### What you have to do
From the records below, pull each line that has "title".

================================

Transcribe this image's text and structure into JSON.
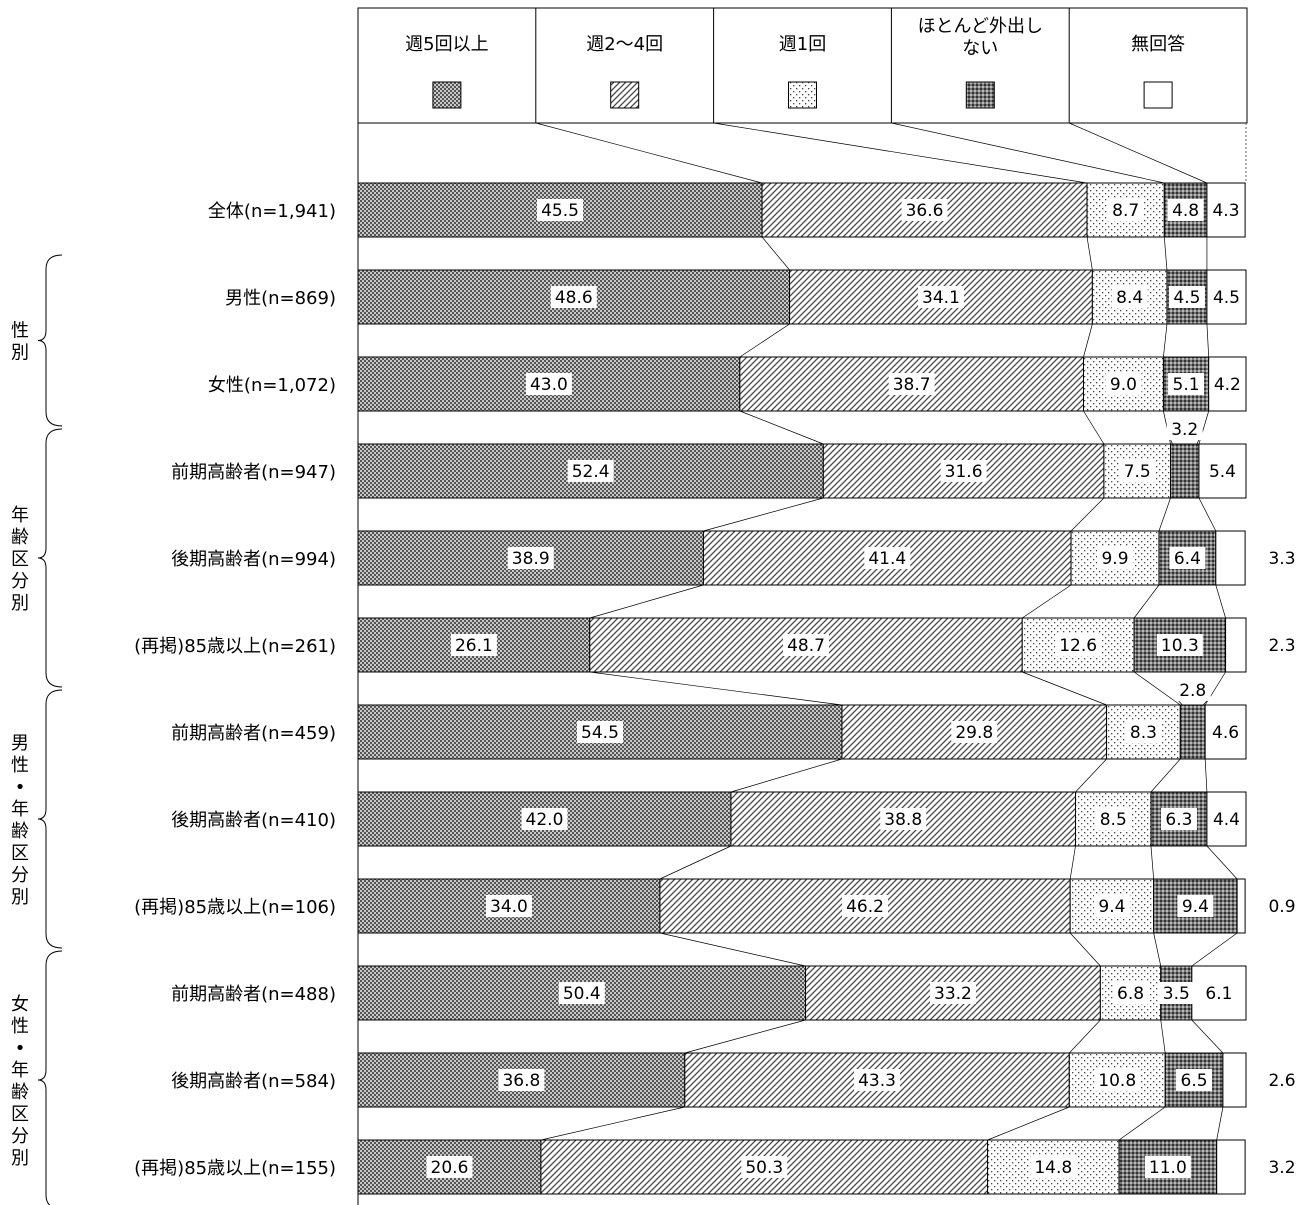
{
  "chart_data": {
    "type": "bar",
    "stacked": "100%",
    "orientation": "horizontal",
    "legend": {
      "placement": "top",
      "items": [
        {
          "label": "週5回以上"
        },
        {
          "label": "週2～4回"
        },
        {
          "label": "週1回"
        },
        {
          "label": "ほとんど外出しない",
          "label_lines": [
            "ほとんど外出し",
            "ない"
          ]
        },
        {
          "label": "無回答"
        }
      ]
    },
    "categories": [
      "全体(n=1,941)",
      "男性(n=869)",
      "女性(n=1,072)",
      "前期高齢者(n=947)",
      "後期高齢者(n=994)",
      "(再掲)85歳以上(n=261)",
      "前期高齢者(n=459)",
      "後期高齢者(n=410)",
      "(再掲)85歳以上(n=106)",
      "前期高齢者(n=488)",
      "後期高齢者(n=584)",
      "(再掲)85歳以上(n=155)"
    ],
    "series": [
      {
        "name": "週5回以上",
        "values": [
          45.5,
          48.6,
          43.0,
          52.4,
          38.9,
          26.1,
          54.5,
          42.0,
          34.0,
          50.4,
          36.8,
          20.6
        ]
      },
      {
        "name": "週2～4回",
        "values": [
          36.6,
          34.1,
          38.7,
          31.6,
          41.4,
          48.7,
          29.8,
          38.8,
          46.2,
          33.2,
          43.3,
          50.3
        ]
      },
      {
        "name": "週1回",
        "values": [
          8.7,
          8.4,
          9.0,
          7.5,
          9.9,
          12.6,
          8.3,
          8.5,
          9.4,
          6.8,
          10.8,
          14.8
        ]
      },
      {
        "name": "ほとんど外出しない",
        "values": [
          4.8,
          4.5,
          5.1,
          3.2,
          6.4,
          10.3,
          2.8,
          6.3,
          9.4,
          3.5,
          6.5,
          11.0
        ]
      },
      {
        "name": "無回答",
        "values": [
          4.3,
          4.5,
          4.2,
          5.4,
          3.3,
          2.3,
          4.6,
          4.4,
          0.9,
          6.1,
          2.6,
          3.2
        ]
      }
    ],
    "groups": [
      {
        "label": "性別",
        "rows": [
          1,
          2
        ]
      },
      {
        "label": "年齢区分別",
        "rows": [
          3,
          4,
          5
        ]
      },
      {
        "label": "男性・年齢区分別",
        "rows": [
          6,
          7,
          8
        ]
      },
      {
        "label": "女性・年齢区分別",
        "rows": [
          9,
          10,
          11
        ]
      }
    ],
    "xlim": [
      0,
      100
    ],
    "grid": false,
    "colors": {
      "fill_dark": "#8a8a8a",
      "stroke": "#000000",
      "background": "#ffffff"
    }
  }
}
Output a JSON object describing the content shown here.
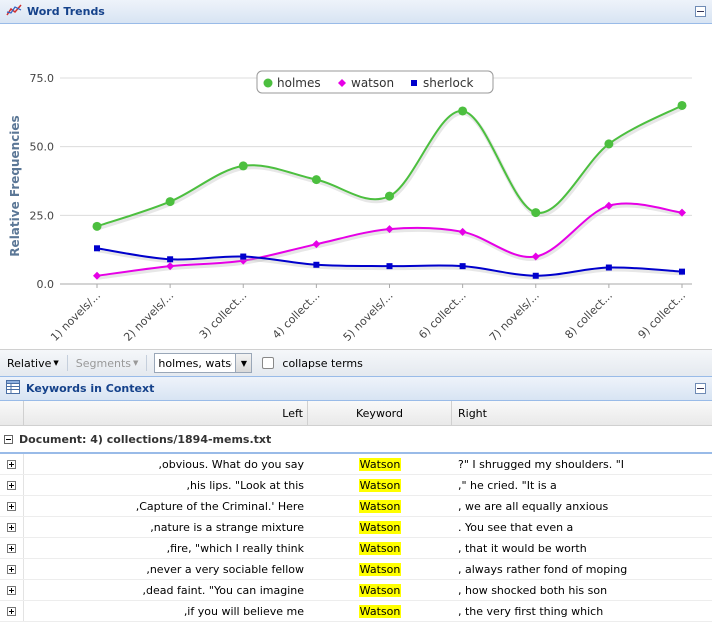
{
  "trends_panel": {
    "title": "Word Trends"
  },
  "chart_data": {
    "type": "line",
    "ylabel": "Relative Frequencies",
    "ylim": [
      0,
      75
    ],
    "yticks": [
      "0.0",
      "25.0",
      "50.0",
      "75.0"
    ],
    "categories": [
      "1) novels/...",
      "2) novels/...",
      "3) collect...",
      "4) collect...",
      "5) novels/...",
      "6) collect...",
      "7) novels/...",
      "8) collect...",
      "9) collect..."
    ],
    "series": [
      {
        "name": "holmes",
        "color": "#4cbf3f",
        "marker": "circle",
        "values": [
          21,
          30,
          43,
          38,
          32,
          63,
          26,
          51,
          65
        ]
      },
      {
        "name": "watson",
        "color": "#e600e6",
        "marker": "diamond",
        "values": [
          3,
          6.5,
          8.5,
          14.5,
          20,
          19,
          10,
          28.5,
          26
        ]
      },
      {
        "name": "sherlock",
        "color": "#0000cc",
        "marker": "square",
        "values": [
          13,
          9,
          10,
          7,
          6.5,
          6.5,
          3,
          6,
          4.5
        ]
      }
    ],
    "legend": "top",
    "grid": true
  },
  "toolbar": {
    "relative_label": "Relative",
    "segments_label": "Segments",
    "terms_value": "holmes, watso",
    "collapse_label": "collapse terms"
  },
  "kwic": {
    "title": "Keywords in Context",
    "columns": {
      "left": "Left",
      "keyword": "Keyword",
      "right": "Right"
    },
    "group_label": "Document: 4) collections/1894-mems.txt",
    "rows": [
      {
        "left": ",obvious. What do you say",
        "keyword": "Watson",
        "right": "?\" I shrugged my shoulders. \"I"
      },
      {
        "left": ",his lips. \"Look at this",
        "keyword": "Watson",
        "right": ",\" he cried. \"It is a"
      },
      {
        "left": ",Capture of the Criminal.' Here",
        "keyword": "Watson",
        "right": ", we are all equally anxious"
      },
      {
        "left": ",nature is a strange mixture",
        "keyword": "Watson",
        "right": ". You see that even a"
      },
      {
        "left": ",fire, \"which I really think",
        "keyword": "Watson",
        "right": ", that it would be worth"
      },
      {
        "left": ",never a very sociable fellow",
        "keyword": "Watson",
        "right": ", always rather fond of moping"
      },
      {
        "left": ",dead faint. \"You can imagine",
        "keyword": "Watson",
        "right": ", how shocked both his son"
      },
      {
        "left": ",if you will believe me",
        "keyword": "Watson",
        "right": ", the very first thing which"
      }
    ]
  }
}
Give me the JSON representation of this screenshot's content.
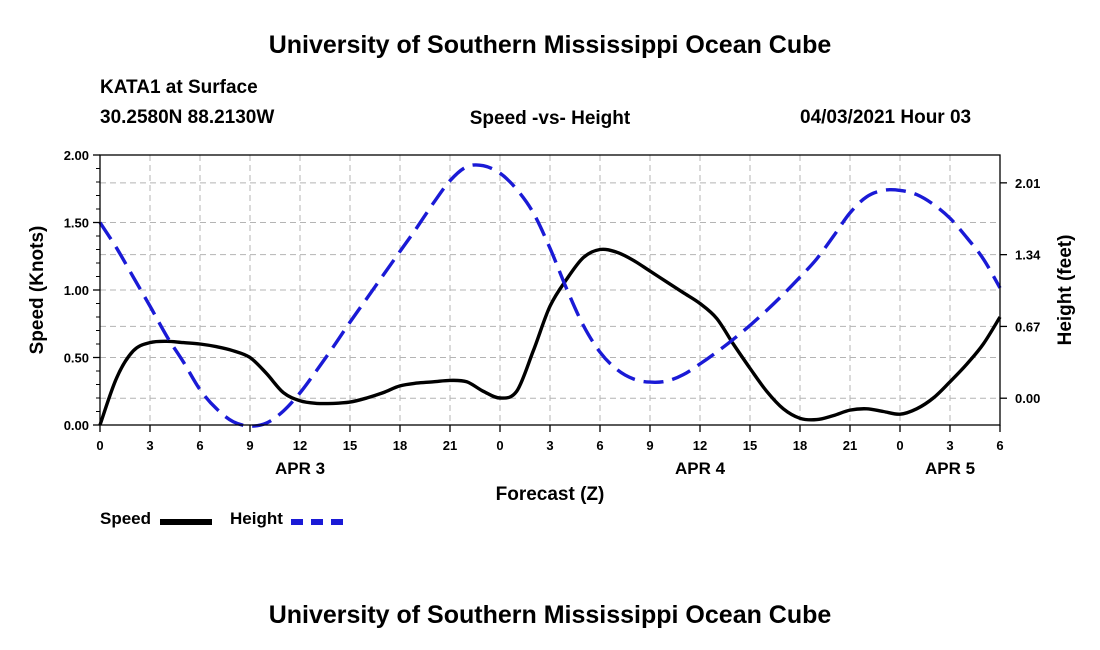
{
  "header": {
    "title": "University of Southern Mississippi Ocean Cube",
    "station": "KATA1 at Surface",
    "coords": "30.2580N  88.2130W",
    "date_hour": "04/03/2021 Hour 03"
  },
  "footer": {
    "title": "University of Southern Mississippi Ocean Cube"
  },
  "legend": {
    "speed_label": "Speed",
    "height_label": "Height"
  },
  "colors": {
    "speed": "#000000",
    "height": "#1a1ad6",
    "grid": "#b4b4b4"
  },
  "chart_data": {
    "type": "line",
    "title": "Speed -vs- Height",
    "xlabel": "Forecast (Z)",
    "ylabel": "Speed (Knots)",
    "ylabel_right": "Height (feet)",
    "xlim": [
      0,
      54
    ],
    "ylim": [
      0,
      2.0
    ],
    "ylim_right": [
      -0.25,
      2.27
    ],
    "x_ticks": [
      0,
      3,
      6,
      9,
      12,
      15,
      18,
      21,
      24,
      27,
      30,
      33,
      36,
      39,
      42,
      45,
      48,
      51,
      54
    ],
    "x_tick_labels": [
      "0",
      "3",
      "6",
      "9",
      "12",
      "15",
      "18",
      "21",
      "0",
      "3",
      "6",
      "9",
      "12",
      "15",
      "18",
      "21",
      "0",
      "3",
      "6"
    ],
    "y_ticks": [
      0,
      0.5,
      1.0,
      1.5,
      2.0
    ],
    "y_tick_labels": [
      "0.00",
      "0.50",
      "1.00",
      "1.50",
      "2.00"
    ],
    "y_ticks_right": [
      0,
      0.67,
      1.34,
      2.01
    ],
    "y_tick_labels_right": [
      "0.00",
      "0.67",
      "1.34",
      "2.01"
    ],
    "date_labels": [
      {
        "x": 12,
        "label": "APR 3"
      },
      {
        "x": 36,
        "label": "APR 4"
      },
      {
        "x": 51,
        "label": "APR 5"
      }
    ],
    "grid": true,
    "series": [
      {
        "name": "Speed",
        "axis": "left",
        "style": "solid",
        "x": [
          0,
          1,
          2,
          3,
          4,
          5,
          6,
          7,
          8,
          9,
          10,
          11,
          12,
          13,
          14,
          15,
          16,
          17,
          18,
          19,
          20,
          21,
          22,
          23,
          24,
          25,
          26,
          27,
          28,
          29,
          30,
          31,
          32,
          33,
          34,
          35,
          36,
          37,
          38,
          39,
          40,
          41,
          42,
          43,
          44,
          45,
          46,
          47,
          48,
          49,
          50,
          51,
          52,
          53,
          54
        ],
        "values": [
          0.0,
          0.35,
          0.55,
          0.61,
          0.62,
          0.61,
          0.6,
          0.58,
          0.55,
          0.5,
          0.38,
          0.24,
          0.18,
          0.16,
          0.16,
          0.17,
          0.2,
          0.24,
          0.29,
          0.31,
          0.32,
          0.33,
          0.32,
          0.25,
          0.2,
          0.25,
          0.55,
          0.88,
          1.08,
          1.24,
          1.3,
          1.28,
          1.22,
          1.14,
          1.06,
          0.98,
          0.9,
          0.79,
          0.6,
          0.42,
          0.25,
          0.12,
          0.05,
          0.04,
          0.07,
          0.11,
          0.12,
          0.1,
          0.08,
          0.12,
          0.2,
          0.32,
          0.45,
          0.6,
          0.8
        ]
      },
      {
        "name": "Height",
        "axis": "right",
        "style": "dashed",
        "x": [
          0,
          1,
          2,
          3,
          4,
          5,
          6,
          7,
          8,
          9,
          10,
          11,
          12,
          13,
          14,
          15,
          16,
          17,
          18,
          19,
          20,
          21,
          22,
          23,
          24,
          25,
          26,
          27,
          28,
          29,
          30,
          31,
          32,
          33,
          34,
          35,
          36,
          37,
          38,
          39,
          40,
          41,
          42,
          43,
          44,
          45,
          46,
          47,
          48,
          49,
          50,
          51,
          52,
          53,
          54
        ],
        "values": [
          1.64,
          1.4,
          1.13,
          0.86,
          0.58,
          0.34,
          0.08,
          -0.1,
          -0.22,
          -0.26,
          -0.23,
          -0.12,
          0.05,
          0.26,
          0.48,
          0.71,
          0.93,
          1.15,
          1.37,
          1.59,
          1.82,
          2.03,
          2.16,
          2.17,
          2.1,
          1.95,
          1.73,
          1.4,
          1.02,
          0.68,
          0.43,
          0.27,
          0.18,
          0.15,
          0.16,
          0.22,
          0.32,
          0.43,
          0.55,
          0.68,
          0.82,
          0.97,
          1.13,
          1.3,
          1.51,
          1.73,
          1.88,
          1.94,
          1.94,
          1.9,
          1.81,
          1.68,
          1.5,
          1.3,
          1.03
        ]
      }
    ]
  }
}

================================

### Correct response
    "title": "Word Trends"
    "title": "Keywords in Context",
    "title": "University of Southern Mississippi Ocean Cube",
    "title": "University of Southern Mississippi Ocean Cube"
    "title": "Speed -vs- Height",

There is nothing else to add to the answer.